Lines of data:
<<<<

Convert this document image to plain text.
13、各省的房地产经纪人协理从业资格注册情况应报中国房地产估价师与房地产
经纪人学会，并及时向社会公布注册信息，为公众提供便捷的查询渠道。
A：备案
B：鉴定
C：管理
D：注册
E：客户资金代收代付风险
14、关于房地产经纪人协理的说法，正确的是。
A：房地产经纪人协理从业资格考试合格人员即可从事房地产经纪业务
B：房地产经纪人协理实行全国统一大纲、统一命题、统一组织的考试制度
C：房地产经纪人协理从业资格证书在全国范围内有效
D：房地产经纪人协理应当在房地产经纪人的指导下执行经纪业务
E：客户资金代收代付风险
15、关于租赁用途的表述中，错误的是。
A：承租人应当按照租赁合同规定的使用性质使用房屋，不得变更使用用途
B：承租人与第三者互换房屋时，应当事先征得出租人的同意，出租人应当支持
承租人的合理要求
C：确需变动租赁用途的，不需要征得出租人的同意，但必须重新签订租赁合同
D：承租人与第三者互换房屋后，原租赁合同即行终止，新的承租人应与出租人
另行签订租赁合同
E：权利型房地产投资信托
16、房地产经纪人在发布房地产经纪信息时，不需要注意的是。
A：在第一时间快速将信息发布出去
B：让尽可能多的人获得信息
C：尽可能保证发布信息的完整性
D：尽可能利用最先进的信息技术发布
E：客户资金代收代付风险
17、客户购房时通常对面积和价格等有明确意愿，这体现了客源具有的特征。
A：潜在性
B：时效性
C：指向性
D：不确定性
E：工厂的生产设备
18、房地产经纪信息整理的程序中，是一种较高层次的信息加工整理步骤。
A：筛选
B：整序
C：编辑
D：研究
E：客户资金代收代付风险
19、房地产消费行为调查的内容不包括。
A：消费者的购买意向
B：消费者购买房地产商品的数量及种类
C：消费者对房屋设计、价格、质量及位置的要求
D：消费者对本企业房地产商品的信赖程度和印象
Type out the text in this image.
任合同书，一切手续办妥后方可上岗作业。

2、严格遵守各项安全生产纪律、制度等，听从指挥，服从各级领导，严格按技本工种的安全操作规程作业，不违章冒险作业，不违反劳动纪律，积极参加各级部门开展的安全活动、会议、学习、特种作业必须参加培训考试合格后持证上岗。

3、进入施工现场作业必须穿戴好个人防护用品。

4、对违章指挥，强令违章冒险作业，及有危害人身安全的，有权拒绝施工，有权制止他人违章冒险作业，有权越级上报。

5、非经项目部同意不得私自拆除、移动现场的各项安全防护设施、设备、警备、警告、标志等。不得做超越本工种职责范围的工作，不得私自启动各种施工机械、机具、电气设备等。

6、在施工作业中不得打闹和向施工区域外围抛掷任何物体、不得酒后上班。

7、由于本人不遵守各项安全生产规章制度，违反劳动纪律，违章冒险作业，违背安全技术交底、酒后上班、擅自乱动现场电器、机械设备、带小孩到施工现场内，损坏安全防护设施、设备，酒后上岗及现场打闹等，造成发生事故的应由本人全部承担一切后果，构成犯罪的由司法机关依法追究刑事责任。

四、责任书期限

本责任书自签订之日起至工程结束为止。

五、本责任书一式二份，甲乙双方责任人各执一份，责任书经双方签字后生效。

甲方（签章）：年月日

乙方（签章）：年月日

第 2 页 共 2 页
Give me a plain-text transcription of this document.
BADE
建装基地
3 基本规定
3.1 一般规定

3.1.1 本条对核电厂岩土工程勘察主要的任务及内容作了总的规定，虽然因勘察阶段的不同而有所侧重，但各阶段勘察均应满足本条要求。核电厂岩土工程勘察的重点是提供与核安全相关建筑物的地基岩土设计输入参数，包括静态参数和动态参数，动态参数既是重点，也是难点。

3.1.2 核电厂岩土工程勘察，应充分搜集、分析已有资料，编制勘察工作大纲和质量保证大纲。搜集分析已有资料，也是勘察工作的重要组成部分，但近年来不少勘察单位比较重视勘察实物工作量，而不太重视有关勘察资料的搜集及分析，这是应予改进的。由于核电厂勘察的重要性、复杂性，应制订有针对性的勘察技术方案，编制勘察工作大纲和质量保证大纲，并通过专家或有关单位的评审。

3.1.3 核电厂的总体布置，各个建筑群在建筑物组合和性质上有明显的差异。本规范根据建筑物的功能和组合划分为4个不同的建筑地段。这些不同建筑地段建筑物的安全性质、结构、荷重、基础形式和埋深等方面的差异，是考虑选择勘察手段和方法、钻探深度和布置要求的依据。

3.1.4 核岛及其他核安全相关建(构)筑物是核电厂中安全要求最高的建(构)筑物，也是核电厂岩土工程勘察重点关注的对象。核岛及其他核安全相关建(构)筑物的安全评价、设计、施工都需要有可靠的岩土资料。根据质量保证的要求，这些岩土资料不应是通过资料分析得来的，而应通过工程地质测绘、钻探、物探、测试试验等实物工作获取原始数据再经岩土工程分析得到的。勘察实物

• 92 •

>>>>

The task:
Return every entry exactly as given.

Exercise answer:
Convert this document image to plain text.
13、各省的房地产经纪人协理从业资格注册情况应报中国房地产估价师与房地产
经纪人学会，并及时向社会公布注册信息，为公众提供便捷的查询渠道。
A：备案
B：鉴定
C：管理
D：注册
E：客户资金代收代付风险
14、关于房地产经纪人协理的说法，正确的是。
A：房地产经纪人协理从业资格考试合格人员即可从事房地产经纪业务
B：房地产经纪人协理实行全国统一大纲、统一命题、统一组织的考试制度
C：房地产经纪人协理从业资格证书在全国范围内有效
D：房地产经纪人协理应当在房地产经纪人的指导下执行经纪业务
E：客户资金代收代付风险
15、关于租赁用途的表述中，错误的是。
A：承租人应当按照租赁合同规定的使用性质使用房屋，不得变更使用用途
B：承租人与第三者互换房屋时，应当事先征得出租人的同意，出租人应当支持
承租人的合理要求
C：确需变动租赁用途的，不需要征得出租人的同意，但必须重新签订租赁合同
D：承租人与第三者互换房屋后，原租赁合同即行终止，新的承租人应与出租人
另行签订租赁合同
E：权利型房地产投资信托
16、房地产经纪人在发布房地产经纪信息时，不需要注意的是。
A：在第一时间快速将信息发布出去
B：让尽可能多的人获得信息
C：尽可能保证发布信息的完整性
D：尽可能利用最先进的信息技术发布
E：客户资金代收代付风险
17、客户购房时通常对面积和价格等有明确意愿，这体现了客源具有的特征。
A：潜在性
B：时效性
C：指向性
D：不确定性
E：工厂的生产设备
18、房地产经纪信息整理的程序中，是一种较高层次的信息加工整理步骤。
A：筛选
B：整序
C：编辑
D：研究
E：客户资金代收代付风险
19、房地产消费行为调查的内容不包括。
A：消费者的购买意向
B：消费者购买房地产商品的数量及种类
C：消费者对房屋设计、价格、质量及位置的要求
D：消费者对本企业房地产商品的信赖程度和印象
Type out the text in this image.
任合同书，一切手续办妥后方可上岗作业。

2、严格遵守各项安全生产纪律、制度等，听从指挥，服从各级领导，严格按技本工种的安全操作规程作业，不违章冒险作业，不违反劳动纪律，积极参加各级部门开展的安全活动、会议、学习、特种作业必须参加培训考试合格后持证上岗。

3、进入施工现场作业必须穿戴好个人防护用品。

4、对违章指挥，强令违章冒险作业，及有危害人身安全的，有权拒绝施工，有权制止他人违章冒险作业，有权越级上报。

5、非经项目部同意不得私自拆除、移动现场的各项安全防护设施、设备、警备、警告、标志等。不得做超越本工种职责范围的工作，不得私自启动各种施工机械、机具、电气设备等。

6、在施工作业中不得打闹和向施工区域外围抛掷任何物体、不得酒后上班。

7、由于本人不遵守各项安全生产规章制度，违反劳动纪律，违章冒险作业，违背安全技术交底、酒后上班、擅自乱动现场电器、机械设备、带小孩到施工现场内，损坏安全防护设施、设备，酒后上岗及现场打闹等，造成发生事故的应由本人全部承担一切后果，构成犯罪的由司法机关依法追究刑事责任。

四、责任书期限

本责任书自签订之日起至工程结束为止。

五、本责任书一式二份，甲乙双方责任人各执一份，责任书经双方签字后生效。

甲方（签章）：年月日

乙方（签章）：年月日

第 2 页 共 2 页
Give me a plain-text transcription of this document.
BADE
建装基地
3 基本规定
3.1 一般规定

3.1.1 本条对核电厂岩土工程勘察主要的任务及内容作了总的规定，虽然因勘察阶段的不同而有所侧重，但各阶段勘察均应满足本条要求。核电厂岩土工程勘察的重点是提供与核安全相关建筑物的地基岩土设计输入参数，包括静态参数和动态参数，动态参数既是重点，也是难点。

3.1.2 核电厂岩土工程勘察，应充分搜集、分析已有资料，编制勘察工作大纲和质量保证大纲。搜集分析已有资料，也是勘察工作的重要组成部分，但近年来不少勘察单位比较重视勘察实物工作量，而不太重视有关勘察资料的搜集及分析，这是应予改进的。由于核电厂勘察的重要性、复杂性，应制订有针对性的勘察技术方案，编制勘察工作大纲和质量保证大纲，并通过专家或有关单位的评审。

3.1.3 核电厂的总体布置，各个建筑群在建筑物组合和性质上有明显的差异。本规范根据建筑物的功能和组合划分为4个不同的建筑地段。这些不同建筑地段建筑物的安全性质、结构、荷重、基础形式和埋深等方面的差异，是考虑选择勘察手段和方法、钻探深度和布置要求的依据。

3.1.4 核岛及其他核安全相关建(构)筑物是核电厂中安全要求最高的建(构)筑物，也是核电厂岩土工程勘察重点关注的对象。核岛及其他核安全相关建(构)筑物的安全评价、设计、施工都需要有可靠的岩土资料。根据质量保证的要求，这些岩土资料不应是通过资料分析得来的，而应通过工程地质测绘、钻探、物探、测试试验等实物工作获取原始数据再经岩土工程分析得到的。勘察实物

• 92 •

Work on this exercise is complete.